• _WRITTEN EXERCISE_: Records follow. Copy every line with "screenshot".

# # # # # # #

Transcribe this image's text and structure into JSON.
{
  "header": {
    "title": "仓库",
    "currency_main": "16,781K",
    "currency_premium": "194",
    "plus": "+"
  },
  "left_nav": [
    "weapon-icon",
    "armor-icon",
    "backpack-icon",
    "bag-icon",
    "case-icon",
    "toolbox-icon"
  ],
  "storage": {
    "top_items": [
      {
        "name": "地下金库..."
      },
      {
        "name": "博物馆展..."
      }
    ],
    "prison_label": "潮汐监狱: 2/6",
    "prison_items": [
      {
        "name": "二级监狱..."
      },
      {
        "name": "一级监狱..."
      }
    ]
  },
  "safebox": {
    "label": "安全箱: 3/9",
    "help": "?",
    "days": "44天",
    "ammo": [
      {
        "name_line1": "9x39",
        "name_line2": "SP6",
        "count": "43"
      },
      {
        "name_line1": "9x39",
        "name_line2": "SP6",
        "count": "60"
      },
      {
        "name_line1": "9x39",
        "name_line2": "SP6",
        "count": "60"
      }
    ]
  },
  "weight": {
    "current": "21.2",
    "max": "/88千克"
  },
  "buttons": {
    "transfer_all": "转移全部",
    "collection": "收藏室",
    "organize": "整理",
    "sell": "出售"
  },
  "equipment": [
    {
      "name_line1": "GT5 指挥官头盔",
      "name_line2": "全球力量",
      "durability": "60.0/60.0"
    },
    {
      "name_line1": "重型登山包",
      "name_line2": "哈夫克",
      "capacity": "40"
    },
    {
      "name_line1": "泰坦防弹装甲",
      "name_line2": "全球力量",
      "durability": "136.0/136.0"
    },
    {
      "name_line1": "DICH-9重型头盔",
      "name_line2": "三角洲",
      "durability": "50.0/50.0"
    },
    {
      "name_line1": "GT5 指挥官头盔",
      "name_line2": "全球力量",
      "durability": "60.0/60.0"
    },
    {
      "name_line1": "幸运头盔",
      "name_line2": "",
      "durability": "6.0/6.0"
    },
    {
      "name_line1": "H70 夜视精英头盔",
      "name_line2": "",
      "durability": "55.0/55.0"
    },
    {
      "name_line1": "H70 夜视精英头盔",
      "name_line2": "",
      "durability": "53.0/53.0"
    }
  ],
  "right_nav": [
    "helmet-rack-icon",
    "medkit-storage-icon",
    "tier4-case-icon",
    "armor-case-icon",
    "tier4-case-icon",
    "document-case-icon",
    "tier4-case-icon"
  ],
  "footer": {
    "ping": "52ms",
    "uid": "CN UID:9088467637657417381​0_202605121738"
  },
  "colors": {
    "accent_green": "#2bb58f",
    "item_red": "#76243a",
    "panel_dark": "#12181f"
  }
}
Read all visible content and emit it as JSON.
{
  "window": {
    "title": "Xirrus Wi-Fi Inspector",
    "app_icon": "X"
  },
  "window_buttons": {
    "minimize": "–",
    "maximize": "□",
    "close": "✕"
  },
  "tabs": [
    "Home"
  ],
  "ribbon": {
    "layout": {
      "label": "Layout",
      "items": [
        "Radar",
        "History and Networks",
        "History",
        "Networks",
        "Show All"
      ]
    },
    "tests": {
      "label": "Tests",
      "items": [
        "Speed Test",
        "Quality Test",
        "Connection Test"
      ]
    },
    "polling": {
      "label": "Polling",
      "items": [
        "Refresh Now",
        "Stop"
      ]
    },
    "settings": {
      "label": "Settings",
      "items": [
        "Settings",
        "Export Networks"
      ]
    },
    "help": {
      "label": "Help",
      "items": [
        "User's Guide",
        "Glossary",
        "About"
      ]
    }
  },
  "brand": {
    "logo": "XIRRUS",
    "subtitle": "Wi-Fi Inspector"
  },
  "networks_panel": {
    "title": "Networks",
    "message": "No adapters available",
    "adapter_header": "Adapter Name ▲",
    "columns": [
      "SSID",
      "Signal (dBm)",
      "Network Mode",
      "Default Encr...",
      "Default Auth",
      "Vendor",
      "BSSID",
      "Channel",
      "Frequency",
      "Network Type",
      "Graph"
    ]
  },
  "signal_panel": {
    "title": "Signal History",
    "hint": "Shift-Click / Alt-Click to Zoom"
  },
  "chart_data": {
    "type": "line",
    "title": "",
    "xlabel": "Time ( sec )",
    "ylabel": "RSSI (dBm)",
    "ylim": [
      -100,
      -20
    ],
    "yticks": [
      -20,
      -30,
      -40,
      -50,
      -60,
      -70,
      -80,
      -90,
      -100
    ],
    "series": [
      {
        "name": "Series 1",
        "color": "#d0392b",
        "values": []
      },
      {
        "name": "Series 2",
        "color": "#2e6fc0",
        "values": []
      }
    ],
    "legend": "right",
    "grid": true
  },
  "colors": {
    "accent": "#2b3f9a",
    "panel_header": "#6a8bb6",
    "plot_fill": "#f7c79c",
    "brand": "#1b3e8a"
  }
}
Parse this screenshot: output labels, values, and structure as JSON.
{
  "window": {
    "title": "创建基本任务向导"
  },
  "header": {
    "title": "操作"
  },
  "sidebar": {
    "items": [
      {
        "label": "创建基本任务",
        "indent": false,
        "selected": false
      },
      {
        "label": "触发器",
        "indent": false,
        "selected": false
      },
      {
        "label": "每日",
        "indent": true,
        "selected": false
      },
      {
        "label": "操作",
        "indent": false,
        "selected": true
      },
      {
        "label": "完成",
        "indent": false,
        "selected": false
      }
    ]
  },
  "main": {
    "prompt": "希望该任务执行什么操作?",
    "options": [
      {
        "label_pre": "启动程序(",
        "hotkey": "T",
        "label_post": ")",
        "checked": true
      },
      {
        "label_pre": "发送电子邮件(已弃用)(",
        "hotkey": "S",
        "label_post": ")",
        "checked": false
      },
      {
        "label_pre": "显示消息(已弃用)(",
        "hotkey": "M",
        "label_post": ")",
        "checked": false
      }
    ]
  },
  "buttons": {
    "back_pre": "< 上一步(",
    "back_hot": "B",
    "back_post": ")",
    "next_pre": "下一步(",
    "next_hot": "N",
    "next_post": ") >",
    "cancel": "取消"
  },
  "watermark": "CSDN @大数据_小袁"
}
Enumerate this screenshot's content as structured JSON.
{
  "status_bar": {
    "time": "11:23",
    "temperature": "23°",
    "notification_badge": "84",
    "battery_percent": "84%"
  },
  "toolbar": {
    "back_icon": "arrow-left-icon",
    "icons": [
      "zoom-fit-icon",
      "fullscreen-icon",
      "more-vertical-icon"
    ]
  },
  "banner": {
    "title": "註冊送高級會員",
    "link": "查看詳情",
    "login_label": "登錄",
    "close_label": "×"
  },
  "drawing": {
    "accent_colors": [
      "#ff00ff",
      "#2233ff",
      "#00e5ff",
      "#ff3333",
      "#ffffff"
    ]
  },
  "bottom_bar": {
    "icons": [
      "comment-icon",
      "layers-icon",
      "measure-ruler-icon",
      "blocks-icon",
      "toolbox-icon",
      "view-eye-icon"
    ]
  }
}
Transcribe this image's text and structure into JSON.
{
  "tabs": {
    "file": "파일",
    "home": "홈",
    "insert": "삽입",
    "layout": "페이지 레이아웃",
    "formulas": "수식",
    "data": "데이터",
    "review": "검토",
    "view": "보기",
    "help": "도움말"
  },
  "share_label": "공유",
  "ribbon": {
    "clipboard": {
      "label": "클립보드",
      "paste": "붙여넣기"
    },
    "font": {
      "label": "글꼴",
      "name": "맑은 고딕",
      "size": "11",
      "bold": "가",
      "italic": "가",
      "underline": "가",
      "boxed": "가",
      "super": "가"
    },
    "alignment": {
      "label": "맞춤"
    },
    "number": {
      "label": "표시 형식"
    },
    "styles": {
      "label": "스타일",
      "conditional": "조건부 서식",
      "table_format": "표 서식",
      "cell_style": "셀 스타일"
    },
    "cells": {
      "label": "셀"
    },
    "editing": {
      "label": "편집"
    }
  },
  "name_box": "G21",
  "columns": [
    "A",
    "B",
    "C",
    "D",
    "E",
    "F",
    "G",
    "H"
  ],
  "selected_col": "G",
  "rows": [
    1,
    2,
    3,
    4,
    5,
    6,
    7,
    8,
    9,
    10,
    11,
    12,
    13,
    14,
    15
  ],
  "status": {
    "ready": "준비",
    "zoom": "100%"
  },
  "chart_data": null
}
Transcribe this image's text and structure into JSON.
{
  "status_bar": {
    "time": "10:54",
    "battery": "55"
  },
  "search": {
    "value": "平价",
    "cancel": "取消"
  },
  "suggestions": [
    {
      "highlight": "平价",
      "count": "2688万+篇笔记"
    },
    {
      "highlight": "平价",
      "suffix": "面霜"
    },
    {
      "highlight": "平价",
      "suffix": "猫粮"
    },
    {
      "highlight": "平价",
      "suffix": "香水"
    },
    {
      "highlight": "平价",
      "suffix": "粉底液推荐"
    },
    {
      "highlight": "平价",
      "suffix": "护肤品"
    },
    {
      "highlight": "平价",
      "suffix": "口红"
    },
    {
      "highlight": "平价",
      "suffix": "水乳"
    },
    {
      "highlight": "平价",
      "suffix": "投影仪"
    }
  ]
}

# # # # # # #

• _THE SOLUTION_:
Parse this screenshot: output labels, values, and structure as JSON.
Enumerate this screenshot's content as structured JSON.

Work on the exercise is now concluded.